-- BEGIN --

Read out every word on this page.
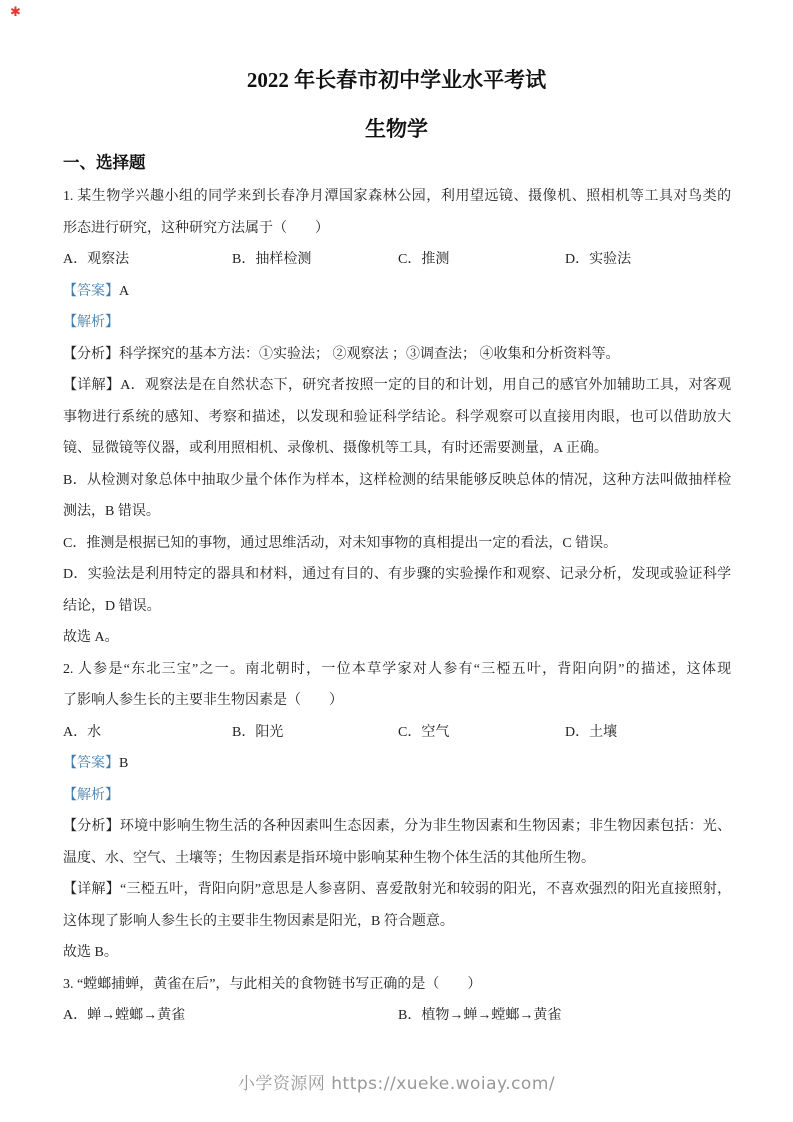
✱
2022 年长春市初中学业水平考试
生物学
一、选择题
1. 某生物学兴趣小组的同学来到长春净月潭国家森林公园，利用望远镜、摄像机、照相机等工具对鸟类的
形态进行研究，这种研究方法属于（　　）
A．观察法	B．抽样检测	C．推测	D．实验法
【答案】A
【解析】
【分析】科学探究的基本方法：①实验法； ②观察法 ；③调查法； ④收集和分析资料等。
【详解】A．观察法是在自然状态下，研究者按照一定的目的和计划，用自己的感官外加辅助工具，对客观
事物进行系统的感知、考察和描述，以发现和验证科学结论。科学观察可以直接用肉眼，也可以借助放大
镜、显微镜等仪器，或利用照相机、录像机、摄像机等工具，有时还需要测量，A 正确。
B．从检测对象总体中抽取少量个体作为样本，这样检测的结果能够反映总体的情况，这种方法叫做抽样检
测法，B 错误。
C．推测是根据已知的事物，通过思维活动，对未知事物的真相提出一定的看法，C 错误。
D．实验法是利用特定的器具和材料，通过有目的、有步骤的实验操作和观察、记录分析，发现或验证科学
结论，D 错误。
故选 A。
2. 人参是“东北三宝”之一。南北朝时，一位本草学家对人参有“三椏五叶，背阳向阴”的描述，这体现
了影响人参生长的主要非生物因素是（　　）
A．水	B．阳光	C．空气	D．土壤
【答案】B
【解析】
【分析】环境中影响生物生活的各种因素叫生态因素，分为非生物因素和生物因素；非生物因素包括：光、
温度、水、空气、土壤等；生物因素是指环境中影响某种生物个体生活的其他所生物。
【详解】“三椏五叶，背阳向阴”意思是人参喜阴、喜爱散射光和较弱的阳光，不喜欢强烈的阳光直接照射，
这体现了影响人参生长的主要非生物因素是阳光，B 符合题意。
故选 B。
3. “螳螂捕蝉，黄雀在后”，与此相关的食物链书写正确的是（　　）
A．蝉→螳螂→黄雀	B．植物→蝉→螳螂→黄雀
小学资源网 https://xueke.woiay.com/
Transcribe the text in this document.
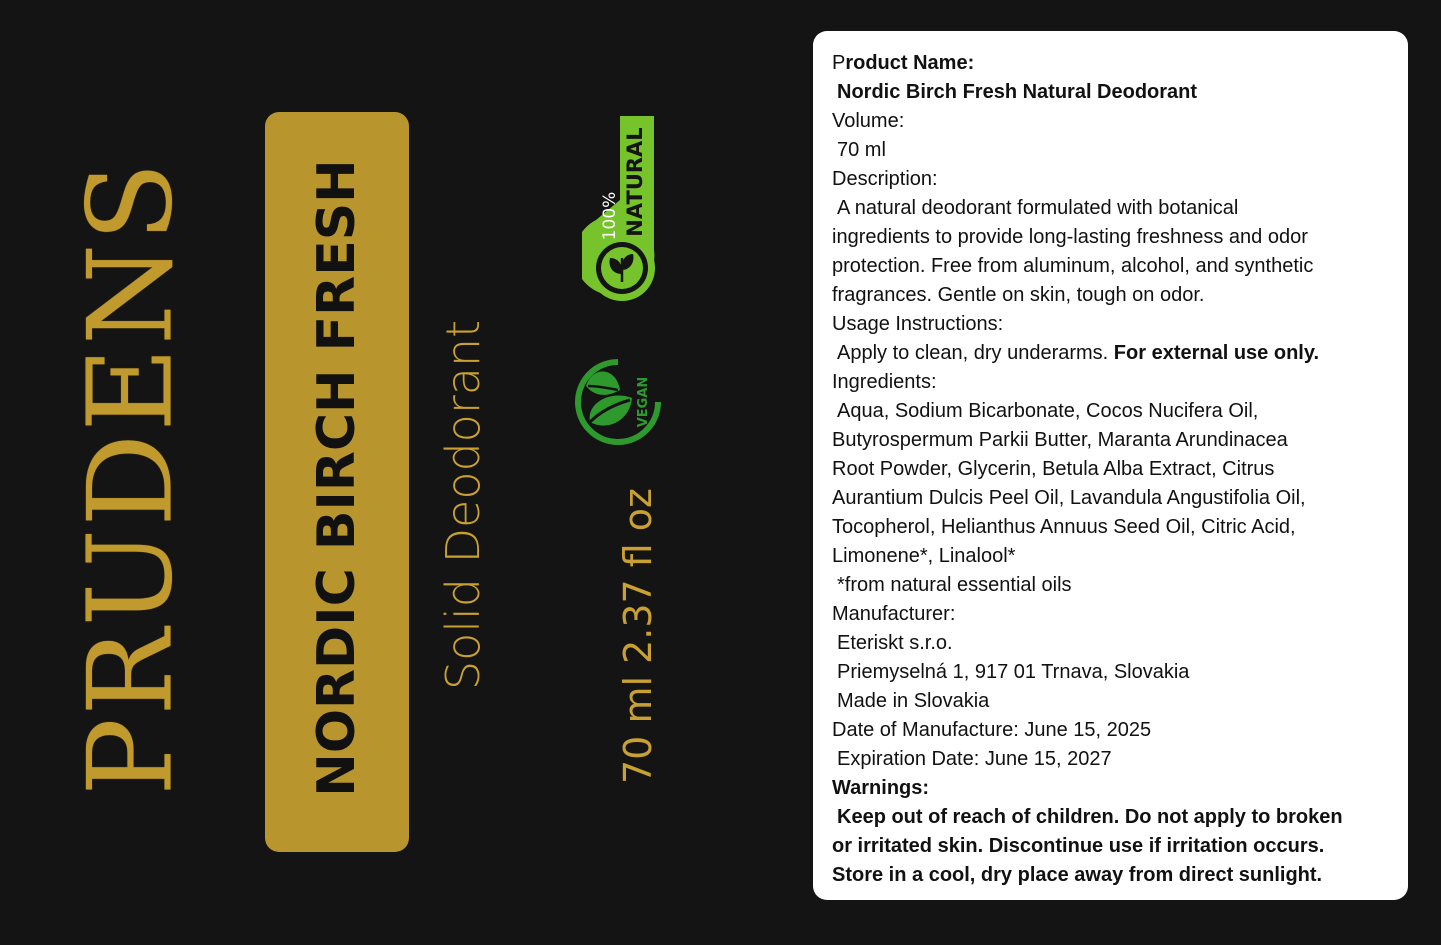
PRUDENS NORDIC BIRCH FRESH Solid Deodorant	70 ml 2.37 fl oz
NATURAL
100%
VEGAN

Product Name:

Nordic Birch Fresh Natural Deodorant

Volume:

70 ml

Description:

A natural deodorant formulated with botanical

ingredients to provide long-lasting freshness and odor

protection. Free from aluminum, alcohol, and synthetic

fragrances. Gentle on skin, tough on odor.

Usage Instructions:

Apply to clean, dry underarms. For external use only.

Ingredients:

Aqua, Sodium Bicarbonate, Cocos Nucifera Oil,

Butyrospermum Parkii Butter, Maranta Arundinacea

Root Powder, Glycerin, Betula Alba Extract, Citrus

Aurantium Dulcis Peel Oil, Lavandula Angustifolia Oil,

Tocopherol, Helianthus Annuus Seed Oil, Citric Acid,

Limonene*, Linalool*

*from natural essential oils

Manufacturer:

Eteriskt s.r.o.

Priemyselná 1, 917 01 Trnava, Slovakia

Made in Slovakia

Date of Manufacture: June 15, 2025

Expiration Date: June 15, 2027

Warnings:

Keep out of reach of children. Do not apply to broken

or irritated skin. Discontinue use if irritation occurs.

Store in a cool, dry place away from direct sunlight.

-- END --

> **What to do**
Pictures in the records above are left out; print everything else exactly as written.

> **Exercise response**
Read out every word on this page.
✱
2022 年长春市初中学业水平考试
生物学
一、选择题
1. 某生物学兴趣小组的同学来到长春净月潭国家森林公园，利用望远镜、摄像机、照相机等工具对鸟类的
形态进行研究，这种研究方法属于（　　）
A．观察法	B．抽样检测	C．推测	D．实验法
【答案】A
【解析】
【分析】科学探究的基本方法：①实验法； ②观察法 ；③调查法； ④收集和分析资料等。
【详解】A．观察法是在自然状态下，研究者按照一定的目的和计划，用自己的感官外加辅助工具，对客观
事物进行系统的感知、考察和描述，以发现和验证科学结论。科学观察可以直接用肉眼，也可以借助放大
镜、显微镜等仪器，或利用照相机、录像机、摄像机等工具，有时还需要测量，A 正确。
B．从检测对象总体中抽取少量个体作为样本，这样检测的结果能够反映总体的情况，这种方法叫做抽样检
测法，B 错误。
C．推测是根据已知的事物，通过思维活动，对未知事物的真相提出一定的看法，C 错误。
D．实验法是利用特定的器具和材料，通过有目的、有步骤的实验操作和观察、记录分析，发现或验证科学
结论，D 错误。
故选 A。
2. 人参是“东北三宝”之一。南北朝时，一位本草学家对人参有“三椏五叶，背阳向阴”的描述，这体现
了影响人参生长的主要非生物因素是（　　）
A．水	B．阳光	C．空气	D．土壤
【答案】B
【解析】
【分析】环境中影响生物生活的各种因素叫生态因素，分为非生物因素和生物因素；非生物因素包括：光、
温度、水、空气、土壤等；生物因素是指环境中影响某种生物个体生活的其他所生物。
【详解】“三椏五叶，背阳向阴”意思是人参喜阴、喜爱散射光和较弱的阳光，不喜欢强烈的阳光直接照射，
这体现了影响人参生长的主要非生物因素是阳光，B 符合题意。
故选 B。
3. “螳螂捕蝉，黄雀在后”，与此相关的食物链书写正确的是（　　）
A．蝉→螳螂→黄雀	B．植物→蝉→螳螂→黄雀
小学资源网 https://xueke.woiay.com/
Transcribe the text in this document.
PRUDENS NORDIC BIRCH FRESH Solid Deodorant	70 ml 2.37 fl oz
NATURAL
100%
VEGAN

Product Name:

Nordic Birch Fresh Natural Deodorant

Volume:

70 ml

Description:

A natural deodorant formulated with botanical

ingredients to provide long-lasting freshness and odor

protection. Free from aluminum, alcohol, and synthetic

fragrances. Gentle on skin, tough on odor.

Usage Instructions:

Apply to clean, dry underarms. For external use only.

Ingredients:

Aqua, Sodium Bicarbonate, Cocos Nucifera Oil,

Butyrospermum Parkii Butter, Maranta Arundinacea

Root Powder, Glycerin, Betula Alba Extract, Citrus

Aurantium Dulcis Peel Oil, Lavandula Angustifolia Oil,

Tocopherol, Helianthus Annuus Seed Oil, Citric Acid,

Limonene*, Linalool*

*from natural essential oils

Manufacturer:

Eteriskt s.r.o.

Priemyselná 1, 917 01 Trnava, Slovakia

Made in Slovakia

Date of Manufacture: June 15, 2025

Expiration Date: June 15, 2027

Warnings:

Keep out of reach of children. Do not apply to broken

or irritated skin. Discontinue use if irritation occurs.

Store in a cool, dry place away from direct sunlight.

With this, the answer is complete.